- **Problem details**
Extend the Hadoop architecture post below, starting after its last line.

- **Selected text**
#####

Pages

Sunday 2 May 2021

HADOOP ARCHITECTURE

Hadoop is an open-source software framework for storage and large-scale processing of data-sets on clusters of commodity hardware. Hadoop is designed to scale up from single server to thousands of machines, each offering local computation and storage.

Hadoop framework mainly includes the following four modules:

Hadoop Common: These are Java libraries and utilities required by other Hadoop modules. These libraries provides file system and OS level abstractions and contains the necessary Java files and scripts required to start Hadoop.

Hadoop YARN: This is a framework for job scheduling and cluster resource management.

Hadoop Distributed File System (HDFS): A distributed file system that provides high-throughput access to application data.

Hadoop MapReduce: This is YARN-based system for parallel processing of large data sets.

The Hadoop framework itself is mostly written in the Java programming language, with some native code in C and command line utilities written as shell-scripts.

There are two primary components at the core of Apache Hadoop: 

  • Hadoop Distributed File System (HDFS) 
  • MapReduce parallel processing framework.

#####

- **Dataset content**
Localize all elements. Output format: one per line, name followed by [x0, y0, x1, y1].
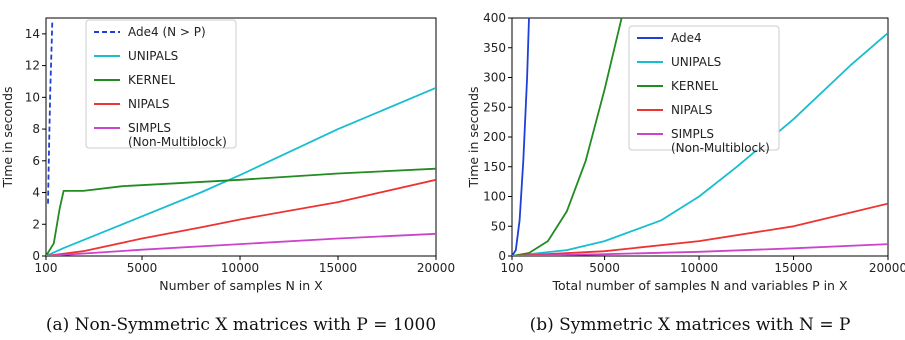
- chart2-series-group: [512, 18, 888, 256]
- chart1-series-group: [46, 21, 436, 256]
- chart2-legend-label-1: UNIPALS: [671, 55, 721, 69]
- chart2-x-tick-label-0: 100: [501, 261, 524, 275]
- chart2-legend-label-4: SIMPLS: [671, 127, 714, 141]
- chart1-x-tick-label-1: 5000: [127, 261, 158, 275]
- chart1-legend-label-4: SIMPLS: [128, 121, 171, 135]
- chart2-legend-label-3: NIPALS: [671, 103, 713, 117]
- chart1-y-axis-label: Time in seconds: [0, 86, 15, 188]
- chart2-x-tick-label-3: 15000: [774, 261, 812, 275]
- chart1-y-tick-label-4: 8: [32, 122, 40, 136]
- chart1-axes-frame: [45, 17, 437, 257]
- chart1-series-line-3: [46, 178, 436, 256]
- chart2-x-axis-label: Total number of samples N and variables …: [551, 278, 847, 293]
- chart2-y-tick-label-6: 300: [483, 71, 506, 85]
- chart1-x-tick-label-2: 10000: [221, 261, 259, 275]
- chart1-legend-label-2: KERNEL: [128, 73, 175, 87]
- chart1-x-tick-label-4: 20000: [417, 261, 455, 275]
- chart2-legend-label-2: KERNEL: [671, 79, 718, 93]
- chart1-y-tick-label-1: 2: [32, 217, 40, 231]
- chart2-y-tick-label-0: 0: [498, 249, 506, 263]
- chart1-series-line-2: [46, 167, 436, 256]
- chart2-caption: (b) Symmetric X matrices with N = P: [530, 315, 851, 335]
- chart2-y-tick-label-1: 50: [491, 219, 506, 233]
- chart1-y-tick-label-6: 12: [25, 59, 40, 73]
- chart1-x-tick-label-0: 100: [35, 261, 58, 275]
- chart1-legend-label-1: UNIPALS: [128, 49, 178, 63]
- chart1-series-line-1: [46, 86, 436, 256]
- chart1-y-tick-label-5: 10: [25, 90, 40, 104]
- chart2-series-line-1: [512, 32, 888, 256]
- chart2-y-tick-label-7: 350: [483, 41, 506, 55]
- chart2-series-line-3: [512, 202, 888, 256]
- chart2-y-tick-label-2: 100: [483, 190, 506, 204]
- chart2-y-tick-label-8: 400: [483, 11, 506, 25]
- chart1-caption: (a) Non-Symmetric X matrices with P = 10…: [46, 315, 436, 335]
- chart2-y-axis-label: Time in seconds: [466, 86, 481, 188]
- chart2-x-tick-label-2: 10000: [680, 261, 718, 275]
- chart2-legend-label-4-line2: (Non-Multiblock): [671, 141, 770, 155]
- chart2-y-tick-label-4: 200: [483, 130, 506, 144]
- chart1-legend-label-0: Ade4 (N > P): [128, 25, 206, 39]
- chart2-y-tick-label-5: 250: [483, 100, 506, 114]
- chart1-legend-box: [85, 19, 237, 149]
- chart1-series-line-0: [47, 21, 54, 204]
- chart1-y-tick-label-0: 0: [32, 249, 40, 263]
- chart1-series-line-4: [46, 232, 436, 256]
- chart1-legend-label-3: NIPALS: [128, 97, 170, 111]
- chart2-y-tick-label-3: 150: [483, 160, 506, 174]
- chart2-series-line-4: [512, 243, 888, 256]
- chart1-y-tick-label-7: 14: [25, 27, 40, 41]
- chart2-legend-label-0: Ade4: [671, 31, 702, 45]
- chart1-legend-label-4-line2: (Non-Multiblock): [128, 135, 227, 149]
- chart1-y-tick-label-2: 4: [32, 186, 40, 200]
- chart2-x-tick-label-1: 5000: [589, 261, 620, 275]
- chart2-series-line-0: [512, 18, 530, 256]
- chart2-series-line-2: [512, 18, 623, 256]
- chart1-x-axis-label: Number of samples N in X: [159, 278, 323, 293]
- chart1-x-tick-label-3: 15000: [319, 261, 357, 275]
- chart2-x-tick-label-4: 20000: [869, 261, 905, 275]
- chart1-y-tick-label-3: 6: [32, 154, 40, 168]
- chart2-legend-box: [628, 25, 780, 151]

#####

- **Expected answer**
These are both open source projects, inspired by technologies created inside Google.


Features of HDFS :
  • Usage of distributed storage and processing.
  • Optimization is used for throughput over latency.
  • Efficient in reading large files but poor at seek requests for many small ones.
  • A command interface to interact with HDFS is provided.
  • The built-in servers of data node and name node helps the end users to check the cluster‘s status as per time intervals.
  • Streams access the data of file system.
  • Authentication of file permissions and authentication are provided.
  • Uses replication are used instead of handling disk failures. Each blocks comprises a file storage on several nodes inside the cluster and the HDFS NameNode continuously keep monitoring the reports which are sent by every DataNode to ensure due to failures no block have gone below the desired replication factor. If this this happens then it schedules the addition of another copy within the cluster.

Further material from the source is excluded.